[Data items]
════════════════════

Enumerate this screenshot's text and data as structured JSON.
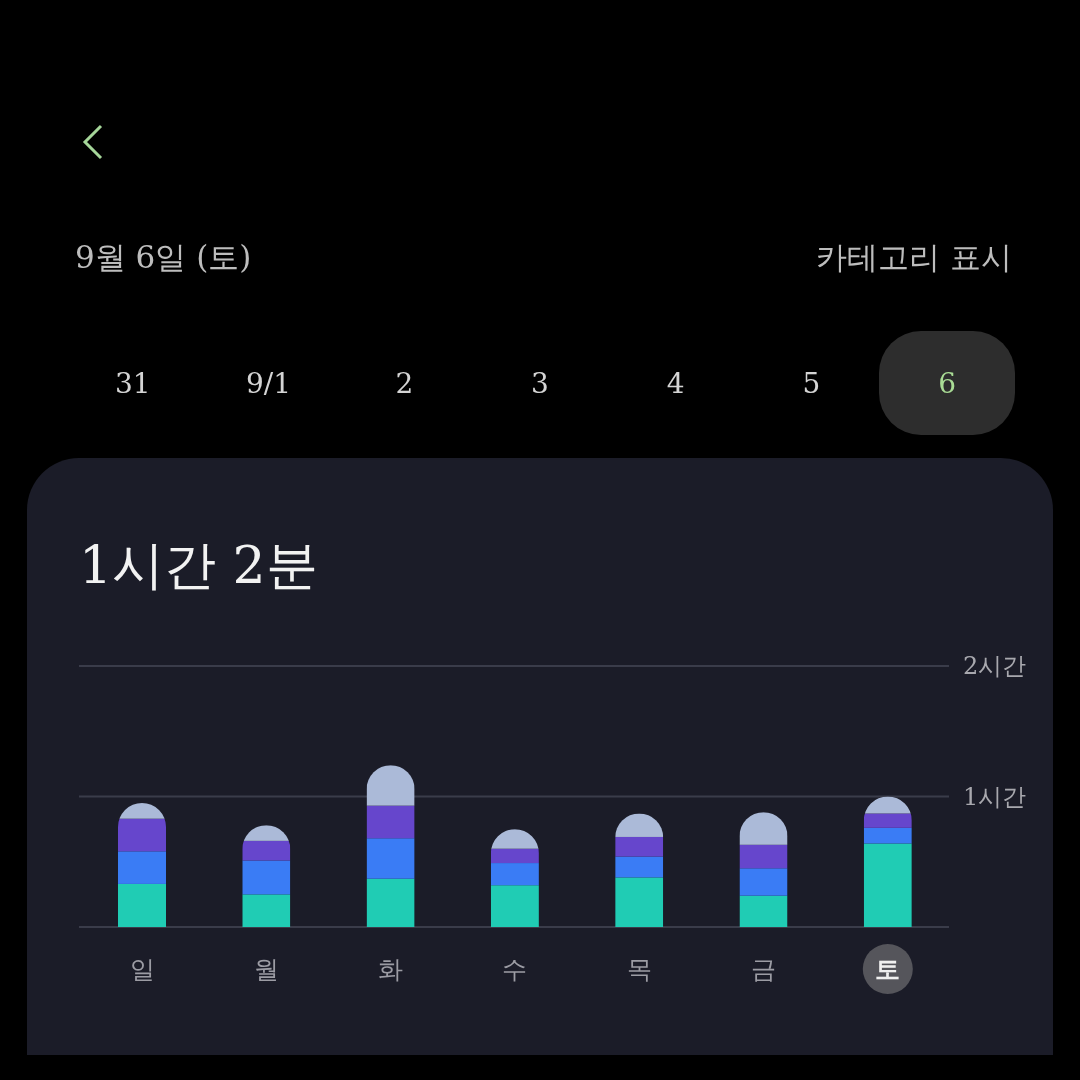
{
  "header": {
    "date": "9월 6일 (토)",
    "action": "카테고리 표시"
  },
  "days": [
    {
      "label": "31",
      "selected": false
    },
    {
      "label": "9/1",
      "selected": false
    },
    {
      "label": "2",
      "selected": false
    },
    {
      "label": "3",
      "selected": false
    },
    {
      "label": "4",
      "selected": false
    },
    {
      "label": "5",
      "selected": false
    },
    {
      "label": "6",
      "selected": true
    }
  ],
  "usage": {
    "total": "1시간 2분",
    "chart_data": {
      "type": "bar",
      "stacked": true,
      "categories": [
        "일",
        "월",
        "화",
        "수",
        "목",
        "금",
        "토"
      ],
      "ylim": [
        0,
        2
      ],
      "yticks": [
        {
          "value": 1,
          "label": "1시간"
        },
        {
          "value": 2,
          "label": "2시간"
        }
      ],
      "series": [
        {
          "color": "#20ccb4",
          "values": [
            0.33,
            0.25,
            0.37,
            0.32,
            0.38,
            0.24,
            0.64
          ]
        },
        {
          "color": "#3a7cf5",
          "values": [
            0.25,
            0.26,
            0.31,
            0.17,
            0.16,
            0.21,
            0.12
          ]
        },
        {
          "color": "#6646cc",
          "values": [
            0.25,
            0.15,
            0.25,
            0.11,
            0.15,
            0.18,
            0.11
          ]
        },
        {
          "color": "#abbad8",
          "values": [
            0.12,
            0.12,
            0.31,
            0.15,
            0.18,
            0.25,
            0.13
          ]
        }
      ]
    },
    "day_selected": [
      false,
      false,
      false,
      false,
      false,
      false,
      true
    ]
  }
}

════════════════════

### [TASK DESCRIPTION]
Nothing in the entries should change as you copy them, except that the pictures are left out.

### [RESPONSE TO THIS TASK]
Enumerate this screenshot's text and data as structured JSON.
{
  "header": {
    "date": "9월 6일 (토)",
    "action": "카테고리 표시"
  },
  "days": [
    {
      "label": "31",
      "selected": false
    },
    {
      "label": "9/1",
      "selected": false
    },
    {
      "label": "2",
      "selected": false
    },
    {
      "label": "3",
      "selected": false
    },
    {
      "label": "4",
      "selected": false
    },
    {
      "label": "5",
      "selected": false
    },
    {
      "label": "6",
      "selected": true
    }
  ],
  "usage": {
    "total": "1시간 2분",
    "chart_data": {
      "type": "bar",
      "stacked": true,
      "categories": [
        "일",
        "월",
        "화",
        "수",
        "목",
        "금",
        "토"
      ],
      "ylim": [
        0,
        2
      ],
      "yticks": [
        {
          "value": 1,
          "label": "1시간"
        },
        {
          "value": 2,
          "label": "2시간"
        }
      ],
      "series": [
        {
          "color": "#20ccb4",
          "values": [
            0.33,
            0.25,
            0.37,
            0.32,
            0.38,
            0.24,
            0.64
          ]
        },
        {
          "color": "#3a7cf5",
          "values": [
            0.25,
            0.26,
            0.31,
            0.17,
            0.16,
            0.21,
            0.12
          ]
        },
        {
          "color": "#6646cc",
          "values": [
            0.25,
            0.15,
            0.25,
            0.11,
            0.15,
            0.18,
            0.11
          ]
        },
        {
          "color": "#abbad8",
          "values": [
            0.12,
            0.12,
            0.31,
            0.15,
            0.18,
            0.25,
            0.13
          ]
        }
      ]
    },
    "day_selected": [
      false,
      false,
      false,
      false,
      false,
      false,
      true
    ]
  }
}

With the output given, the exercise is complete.